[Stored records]
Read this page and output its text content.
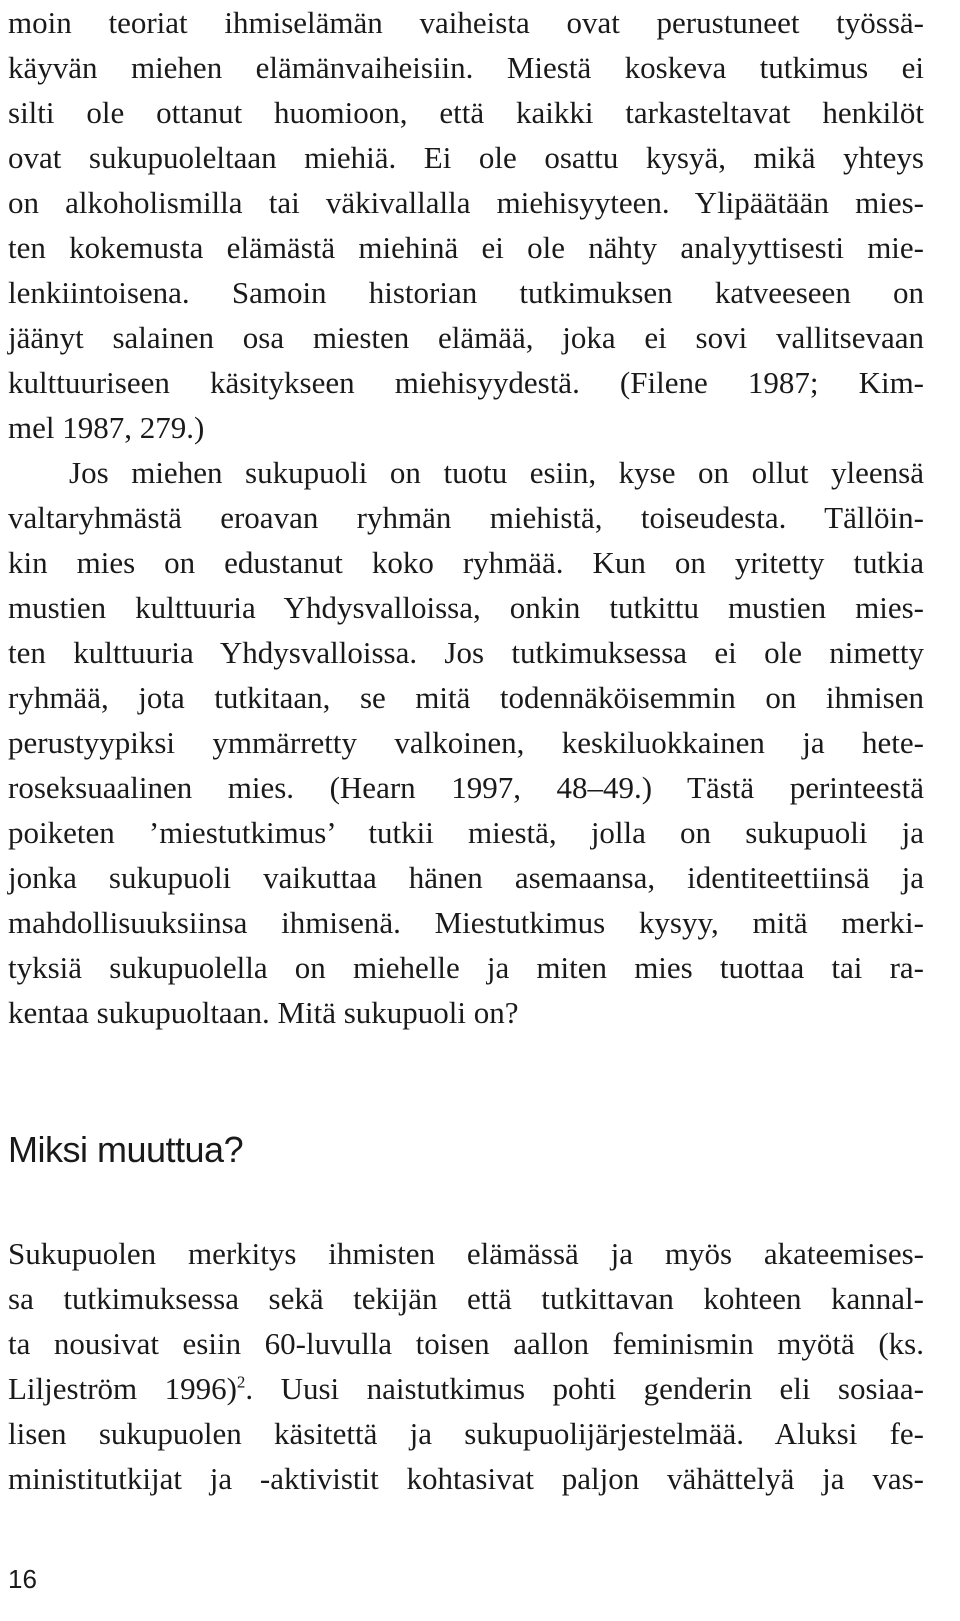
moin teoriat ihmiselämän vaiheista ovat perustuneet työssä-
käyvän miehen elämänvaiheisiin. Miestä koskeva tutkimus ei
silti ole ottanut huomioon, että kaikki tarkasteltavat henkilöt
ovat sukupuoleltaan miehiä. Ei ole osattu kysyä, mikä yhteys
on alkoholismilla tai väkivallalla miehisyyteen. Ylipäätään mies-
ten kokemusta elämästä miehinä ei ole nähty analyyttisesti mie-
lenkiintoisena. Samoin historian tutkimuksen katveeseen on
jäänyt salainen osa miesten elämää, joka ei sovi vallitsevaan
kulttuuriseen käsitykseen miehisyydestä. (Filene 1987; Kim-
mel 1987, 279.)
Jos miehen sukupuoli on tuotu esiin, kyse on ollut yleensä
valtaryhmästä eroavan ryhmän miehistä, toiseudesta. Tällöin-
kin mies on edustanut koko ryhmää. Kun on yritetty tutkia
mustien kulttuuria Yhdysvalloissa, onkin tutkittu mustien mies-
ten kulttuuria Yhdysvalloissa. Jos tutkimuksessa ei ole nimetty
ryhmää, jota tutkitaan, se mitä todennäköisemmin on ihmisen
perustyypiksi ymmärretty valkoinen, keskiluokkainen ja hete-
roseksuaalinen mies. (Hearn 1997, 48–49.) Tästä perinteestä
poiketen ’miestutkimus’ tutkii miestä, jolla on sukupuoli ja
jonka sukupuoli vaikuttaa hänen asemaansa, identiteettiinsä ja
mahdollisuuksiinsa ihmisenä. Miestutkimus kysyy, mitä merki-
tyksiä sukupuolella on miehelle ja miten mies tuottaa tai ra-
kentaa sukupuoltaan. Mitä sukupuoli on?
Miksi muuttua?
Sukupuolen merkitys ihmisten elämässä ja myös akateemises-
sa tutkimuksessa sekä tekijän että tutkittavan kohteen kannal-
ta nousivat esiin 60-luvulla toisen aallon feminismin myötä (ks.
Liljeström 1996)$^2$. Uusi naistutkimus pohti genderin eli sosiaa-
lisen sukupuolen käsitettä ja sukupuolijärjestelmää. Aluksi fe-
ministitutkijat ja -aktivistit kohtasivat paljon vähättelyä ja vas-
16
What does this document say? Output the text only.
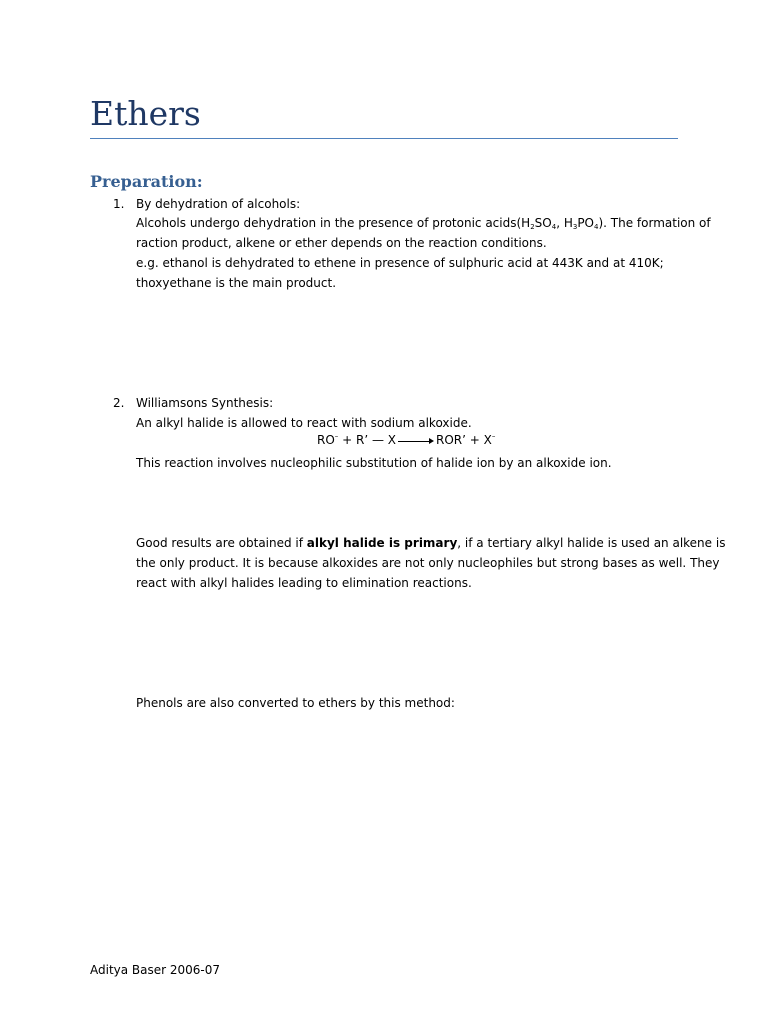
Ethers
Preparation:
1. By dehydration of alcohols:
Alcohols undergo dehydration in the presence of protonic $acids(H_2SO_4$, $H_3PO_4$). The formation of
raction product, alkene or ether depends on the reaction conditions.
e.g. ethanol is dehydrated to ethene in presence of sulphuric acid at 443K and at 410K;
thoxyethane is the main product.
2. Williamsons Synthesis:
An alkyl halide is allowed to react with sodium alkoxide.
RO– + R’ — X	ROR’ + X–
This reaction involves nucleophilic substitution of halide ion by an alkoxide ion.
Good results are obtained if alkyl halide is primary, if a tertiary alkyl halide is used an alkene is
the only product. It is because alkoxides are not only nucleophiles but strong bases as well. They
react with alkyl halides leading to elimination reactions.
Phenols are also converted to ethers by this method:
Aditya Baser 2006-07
---
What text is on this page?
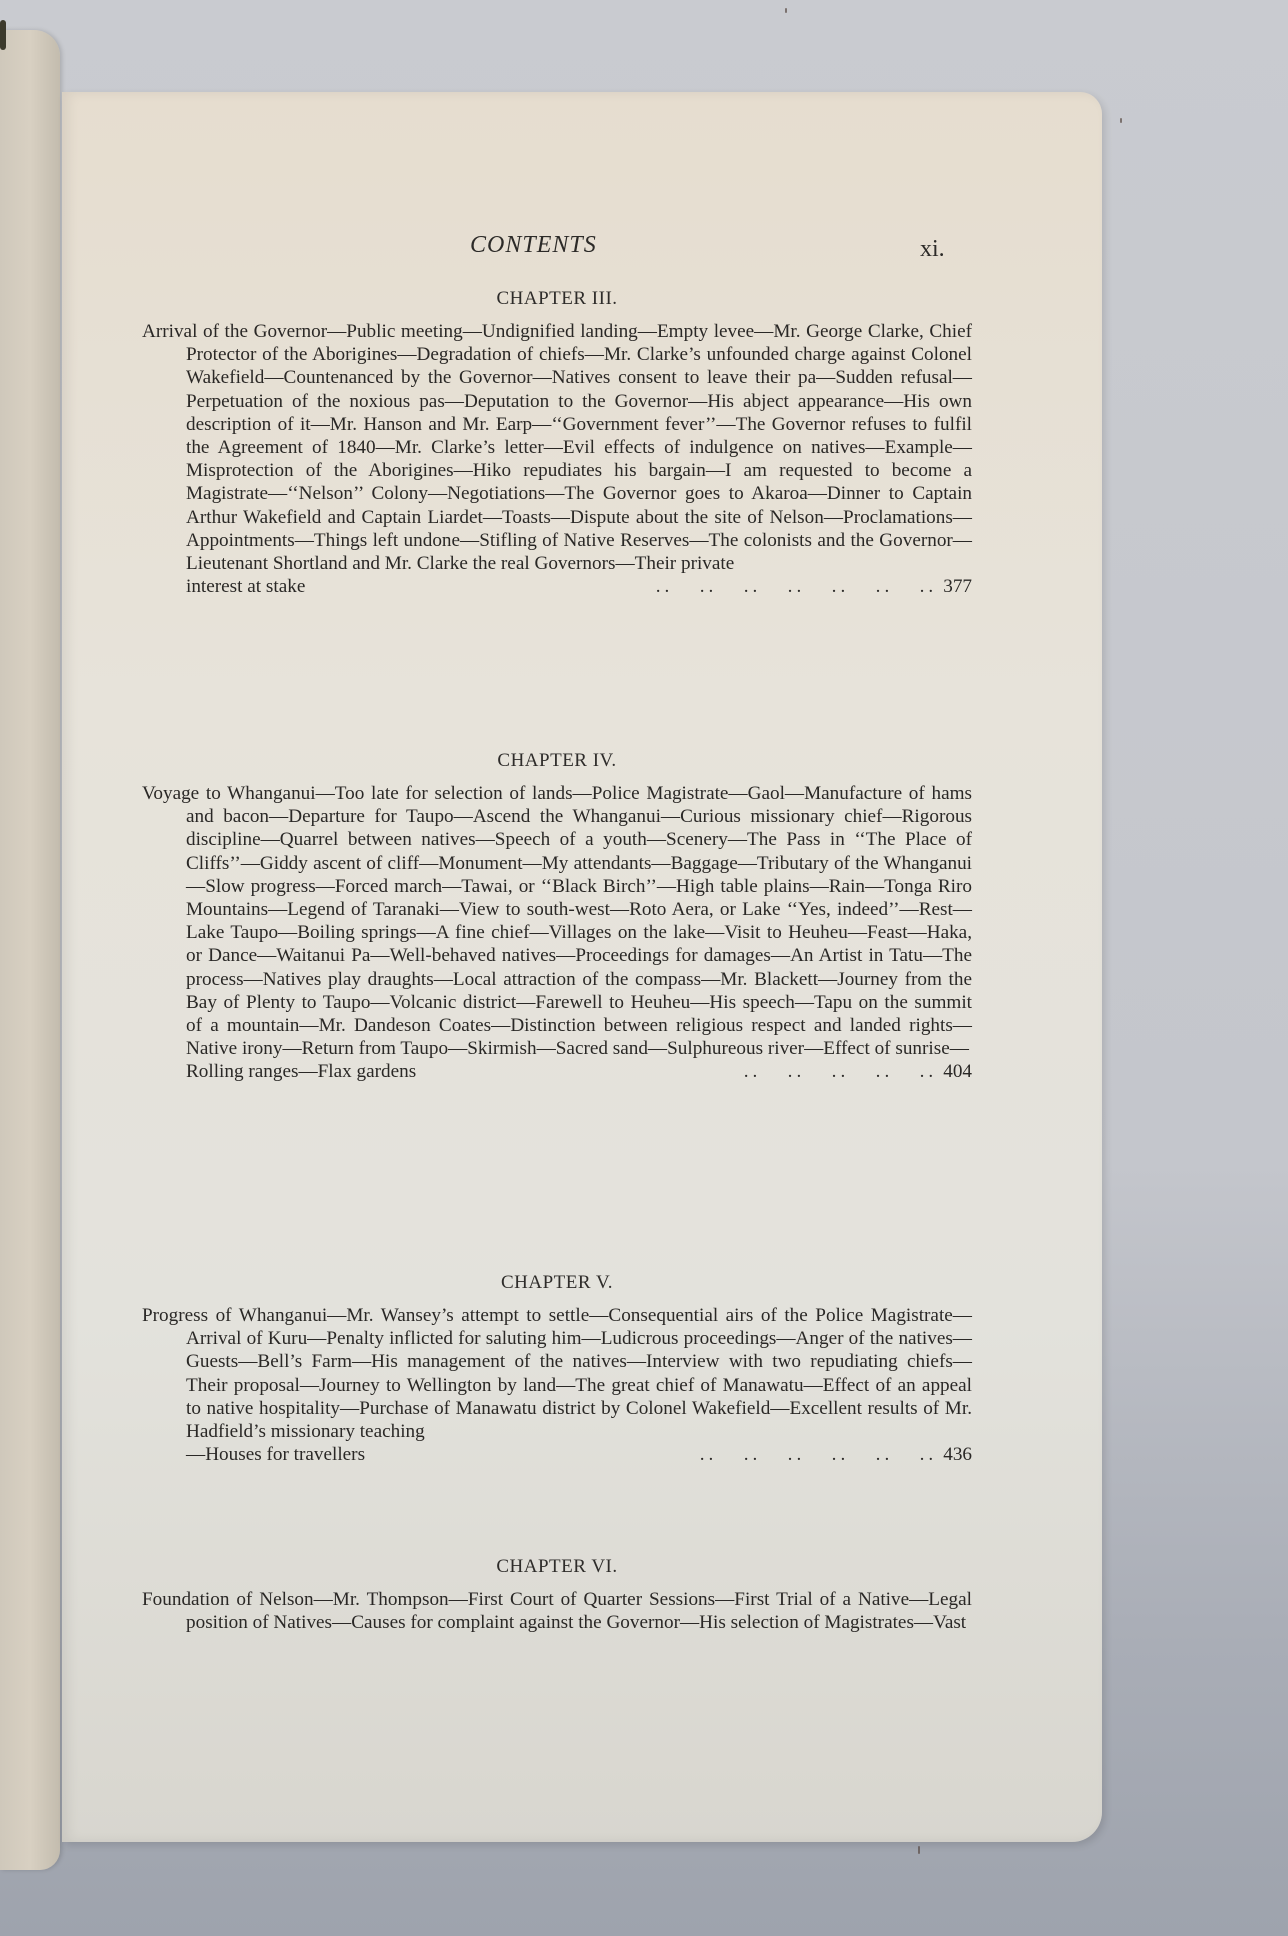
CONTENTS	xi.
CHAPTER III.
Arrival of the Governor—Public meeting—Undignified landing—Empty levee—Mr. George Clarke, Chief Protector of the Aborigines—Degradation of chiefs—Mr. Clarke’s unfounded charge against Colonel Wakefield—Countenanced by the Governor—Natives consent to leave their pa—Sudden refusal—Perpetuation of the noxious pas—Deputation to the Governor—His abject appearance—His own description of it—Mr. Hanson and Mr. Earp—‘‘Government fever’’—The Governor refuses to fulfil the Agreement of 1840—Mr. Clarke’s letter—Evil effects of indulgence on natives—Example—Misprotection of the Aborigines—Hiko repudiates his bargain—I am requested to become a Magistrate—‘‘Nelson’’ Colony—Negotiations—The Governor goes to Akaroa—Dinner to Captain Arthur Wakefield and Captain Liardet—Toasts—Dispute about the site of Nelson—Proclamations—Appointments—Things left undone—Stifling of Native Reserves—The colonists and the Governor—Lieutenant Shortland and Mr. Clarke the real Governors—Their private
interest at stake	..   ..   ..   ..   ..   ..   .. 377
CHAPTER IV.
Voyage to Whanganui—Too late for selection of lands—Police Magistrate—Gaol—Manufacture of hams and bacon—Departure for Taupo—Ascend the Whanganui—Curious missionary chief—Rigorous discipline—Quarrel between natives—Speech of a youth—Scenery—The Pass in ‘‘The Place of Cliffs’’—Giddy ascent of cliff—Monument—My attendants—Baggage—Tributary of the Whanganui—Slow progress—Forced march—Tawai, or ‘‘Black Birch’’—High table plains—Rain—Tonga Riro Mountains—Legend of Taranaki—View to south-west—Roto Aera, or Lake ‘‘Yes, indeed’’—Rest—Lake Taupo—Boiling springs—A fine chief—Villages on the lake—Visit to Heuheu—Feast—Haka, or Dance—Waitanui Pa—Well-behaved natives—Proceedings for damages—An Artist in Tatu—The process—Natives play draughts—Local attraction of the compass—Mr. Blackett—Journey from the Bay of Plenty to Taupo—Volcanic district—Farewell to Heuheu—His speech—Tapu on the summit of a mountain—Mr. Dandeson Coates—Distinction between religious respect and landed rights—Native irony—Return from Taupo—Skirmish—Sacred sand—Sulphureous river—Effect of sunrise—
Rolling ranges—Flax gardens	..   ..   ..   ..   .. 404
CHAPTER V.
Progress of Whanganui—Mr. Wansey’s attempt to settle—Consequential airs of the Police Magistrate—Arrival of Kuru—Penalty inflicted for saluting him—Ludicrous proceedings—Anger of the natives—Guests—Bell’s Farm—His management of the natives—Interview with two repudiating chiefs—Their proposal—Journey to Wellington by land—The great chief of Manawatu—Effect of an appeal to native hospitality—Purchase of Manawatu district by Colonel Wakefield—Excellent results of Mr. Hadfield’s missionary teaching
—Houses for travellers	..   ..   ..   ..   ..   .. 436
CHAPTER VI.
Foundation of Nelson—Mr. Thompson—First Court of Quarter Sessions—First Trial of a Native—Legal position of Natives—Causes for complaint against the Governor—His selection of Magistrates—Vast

Task requirements
Find each line in the records holding the string "dehydration" and show it.

Full answer
1. By dehydration of alcohols:
Alcohols undergo dehydration in the presence of protonic $acids(H_2SO_4$, $H_3PO_4$). The formation of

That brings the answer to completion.